%%
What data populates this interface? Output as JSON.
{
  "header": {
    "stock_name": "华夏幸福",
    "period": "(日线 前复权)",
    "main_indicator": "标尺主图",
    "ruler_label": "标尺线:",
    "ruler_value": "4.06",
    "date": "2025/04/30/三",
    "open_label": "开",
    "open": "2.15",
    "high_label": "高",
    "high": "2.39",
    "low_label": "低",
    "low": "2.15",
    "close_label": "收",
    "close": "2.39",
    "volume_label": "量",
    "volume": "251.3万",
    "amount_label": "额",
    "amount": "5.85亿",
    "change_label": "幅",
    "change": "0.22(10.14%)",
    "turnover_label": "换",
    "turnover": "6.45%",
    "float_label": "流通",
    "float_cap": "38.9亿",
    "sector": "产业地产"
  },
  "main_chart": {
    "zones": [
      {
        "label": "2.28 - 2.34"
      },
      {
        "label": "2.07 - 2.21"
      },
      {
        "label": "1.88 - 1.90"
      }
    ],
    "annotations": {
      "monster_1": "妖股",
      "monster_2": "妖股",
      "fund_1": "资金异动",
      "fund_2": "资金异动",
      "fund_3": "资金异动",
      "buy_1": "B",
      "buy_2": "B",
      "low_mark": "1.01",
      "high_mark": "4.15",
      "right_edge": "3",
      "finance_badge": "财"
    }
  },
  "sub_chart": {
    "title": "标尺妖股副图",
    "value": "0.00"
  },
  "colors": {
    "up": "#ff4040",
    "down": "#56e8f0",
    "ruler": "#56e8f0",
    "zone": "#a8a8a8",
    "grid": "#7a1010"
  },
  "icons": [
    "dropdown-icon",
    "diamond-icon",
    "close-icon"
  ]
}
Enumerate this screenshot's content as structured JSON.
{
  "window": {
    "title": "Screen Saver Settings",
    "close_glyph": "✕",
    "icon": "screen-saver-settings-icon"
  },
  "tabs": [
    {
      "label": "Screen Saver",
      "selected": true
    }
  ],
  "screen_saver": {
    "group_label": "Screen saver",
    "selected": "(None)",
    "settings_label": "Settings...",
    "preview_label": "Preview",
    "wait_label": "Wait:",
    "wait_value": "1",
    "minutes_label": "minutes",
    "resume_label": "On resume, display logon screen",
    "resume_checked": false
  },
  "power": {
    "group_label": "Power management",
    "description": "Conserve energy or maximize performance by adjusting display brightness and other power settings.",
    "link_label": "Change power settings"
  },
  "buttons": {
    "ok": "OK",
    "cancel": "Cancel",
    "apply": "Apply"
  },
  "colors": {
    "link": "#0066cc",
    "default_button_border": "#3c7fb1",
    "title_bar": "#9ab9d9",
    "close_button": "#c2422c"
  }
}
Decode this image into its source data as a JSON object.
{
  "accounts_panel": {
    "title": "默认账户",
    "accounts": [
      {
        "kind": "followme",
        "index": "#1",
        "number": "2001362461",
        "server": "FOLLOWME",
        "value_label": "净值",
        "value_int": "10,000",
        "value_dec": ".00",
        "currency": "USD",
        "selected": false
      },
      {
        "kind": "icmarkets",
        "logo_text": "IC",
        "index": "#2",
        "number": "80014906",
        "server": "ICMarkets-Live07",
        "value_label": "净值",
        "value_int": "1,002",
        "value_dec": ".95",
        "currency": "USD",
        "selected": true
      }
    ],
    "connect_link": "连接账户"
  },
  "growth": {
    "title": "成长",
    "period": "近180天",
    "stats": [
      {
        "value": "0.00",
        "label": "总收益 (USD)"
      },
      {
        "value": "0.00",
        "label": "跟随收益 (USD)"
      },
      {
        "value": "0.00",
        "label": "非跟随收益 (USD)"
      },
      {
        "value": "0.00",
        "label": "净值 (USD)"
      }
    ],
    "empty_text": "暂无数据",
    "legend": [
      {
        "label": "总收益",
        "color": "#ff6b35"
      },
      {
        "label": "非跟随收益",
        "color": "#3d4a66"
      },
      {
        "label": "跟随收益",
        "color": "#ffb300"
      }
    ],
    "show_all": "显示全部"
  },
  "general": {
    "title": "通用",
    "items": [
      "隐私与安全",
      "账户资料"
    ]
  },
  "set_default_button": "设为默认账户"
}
%%
• Directions: Type out the material again exactly as presented.

• Response:
What data populates this interface? Output as JSON.
{
  "header": {
    "stock_name": "华夏幸福",
    "period": "(日线 前复权)",
    "main_indicator": "标尺主图",
    "ruler_label": "标尺线:",
    "ruler_value": "4.06",
    "date": "2025/04/30/三",
    "open_label": "开",
    "open": "2.15",
    "high_label": "高",
    "high": "2.39",
    "low_label": "低",
    "low": "2.15",
    "close_label": "收",
    "close": "2.39",
    "volume_label": "量",
    "volume": "251.3万",
    "amount_label": "额",
    "amount": "5.85亿",
    "change_label": "幅",
    "change": "0.22(10.14%)",
    "turnover_label": "换",
    "turnover": "6.45%",
    "float_label": "流通",
    "float_cap": "38.9亿",
    "sector": "产业地产"
  },
  "main_chart": {
    "zones": [
      {
        "label": "2.28 - 2.34"
      },
      {
        "label": "2.07 - 2.21"
      },
      {
        "label": "1.88 - 1.90"
      }
    ],
    "annotations": {
      "monster_1": "妖股",
      "monster_2": "妖股",
      "fund_1": "资金异动",
      "fund_2": "资金异动",
      "fund_3": "资金异动",
      "buy_1": "B",
      "buy_2": "B",
      "low_mark": "1.01",
      "high_mark": "4.15",
      "right_edge": "3",
      "finance_badge": "财"
    }
  },
  "sub_chart": {
    "title": "标尺妖股副图",
    "value": "0.00"
  },
  "colors": {
    "up": "#ff4040",
    "down": "#56e8f0",
    "ruler": "#56e8f0",
    "zone": "#a8a8a8",
    "grid": "#7a1010"
  },
  "icons": [
    "dropdown-icon",
    "diamond-icon",
    "close-icon"
  ]
}
Enumerate this screenshot's content as structured JSON.
{
  "window": {
    "title": "Screen Saver Settings",
    "close_glyph": "✕",
    "icon": "screen-saver-settings-icon"
  },
  "tabs": [
    {
      "label": "Screen Saver",
      "selected": true
    }
  ],
  "screen_saver": {
    "group_label": "Screen saver",
    "selected": "(None)",
    "settings_label": "Settings...",
    "preview_label": "Preview",
    "wait_label": "Wait:",
    "wait_value": "1",
    "minutes_label": "minutes",
    "resume_label": "On resume, display logon screen",
    "resume_checked": false
  },
  "power": {
    "group_label": "Power management",
    "description": "Conserve energy or maximize performance by adjusting display brightness and other power settings.",
    "link_label": "Change power settings"
  },
  "buttons": {
    "ok": "OK",
    "cancel": "Cancel",
    "apply": "Apply"
  },
  "colors": {
    "link": "#0066cc",
    "default_button_border": "#3c7fb1",
    "title_bar": "#9ab9d9",
    "close_button": "#c2422c"
  }
}
Decode this image into its source data as a JSON object.
{
  "accounts_panel": {
    "title": "默认账户",
    "accounts": [
      {
        "kind": "followme",
        "index": "#1",
        "number": "2001362461",
        "server": "FOLLOWME",
        "value_label": "净值",
        "value_int": "10,000",
        "value_dec": ".00",
        "currency": "USD",
        "selected": false
      },
      {
        "kind": "icmarkets",
        "logo_text": "IC",
        "index": "#2",
        "number": "80014906",
        "server": "ICMarkets-Live07",
        "value_label": "净值",
        "value_int": "1,002",
        "value_dec": ".95",
        "currency": "USD",
        "selected": true
      }
    ],
    "connect_link": "连接账户"
  },
  "growth": {
    "title": "成长",
    "period": "近180天",
    "stats": [
      {
        "value": "0.00",
        "label": "总收益 (USD)"
      },
      {
        "value": "0.00",
        "label": "跟随收益 (USD)"
      },
      {
        "value": "0.00",
        "label": "非跟随收益 (USD)"
      },
      {
        "value": "0.00",
        "label": "净值 (USD)"
      }
    ],
    "empty_text": "暂无数据",
    "legend": [
      {
        "label": "总收益",
        "color": "#ff6b35"
      },
      {
        "label": "非跟随收益",
        "color": "#3d4a66"
      },
      {
        "label": "跟随收益",
        "color": "#ffb300"
      }
    ],
    "show_all": "显示全部"
  },
  "general": {
    "title": "通用",
    "items": [
      "隐私与安全",
      "账户资料"
    ]
  },
  "set_default_button": "设为默认账户"
}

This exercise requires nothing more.